begin Data excerpts
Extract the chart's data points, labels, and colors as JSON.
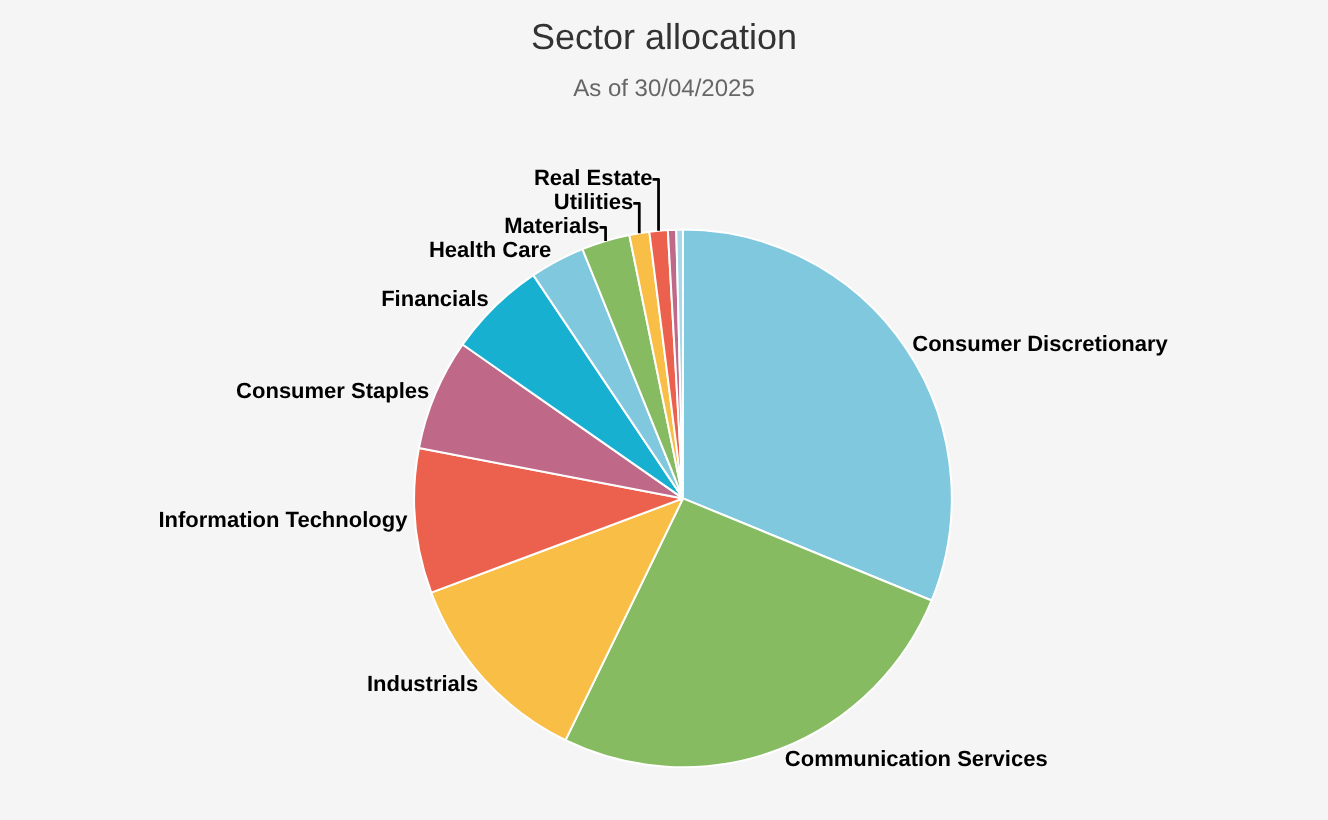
{
  "chart_data": {
    "type": "pie",
    "title": "Sector allocation",
    "subtitle": "As of 30/04/2025",
    "categories": [
      "Consumer Discretionary",
      "Communication Services",
      "Industrials",
      "Information Technology",
      "Consumer Staples",
      "Financials",
      "Health Care",
      "Materials",
      "Utilities",
      "Real Estate",
      null,
      null
    ],
    "values": [
      31.2,
      26.0,
      12.1,
      8.7,
      6.7,
      5.9,
      3.3,
      2.9,
      1.2,
      1.1,
      0.5,
      0.4
    ],
    "colors": [
      "#7fc8dd",
      "#87bb62",
      "#f8be45",
      "#ec614d",
      "#c06887",
      "#18b0d0",
      "#7fc8dd",
      "#87bb62",
      "#f8be45",
      "#ec614d",
      "#c06887",
      "#a6d9e8"
    ],
    "legend": false
  }
}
end Data excerpts
The data above should be repeated exactly, minus any pictures.

◆ **Answer in full**
Extract the chart's data points, labels, and colors as JSON.
{
  "chart_data": {
    "type": "pie",
    "title": "Sector allocation",
    "subtitle": "As of 30/04/2025",
    "categories": [
      "Consumer Discretionary",
      "Communication Services",
      "Industrials",
      "Information Technology",
      "Consumer Staples",
      "Financials",
      "Health Care",
      "Materials",
      "Utilities",
      "Real Estate",
      null,
      null
    ],
    "values": [
      31.2,
      26.0,
      12.1,
      8.7,
      6.7,
      5.9,
      3.3,
      2.9,
      1.2,
      1.1,
      0.5,
      0.4
    ],
    "colors": [
      "#7fc8dd",
      "#87bb62",
      "#f8be45",
      "#ec614d",
      "#c06887",
      "#18b0d0",
      "#7fc8dd",
      "#87bb62",
      "#f8be45",
      "#ec614d",
      "#c06887",
      "#a6d9e8"
    ],
    "legend": false
  }
}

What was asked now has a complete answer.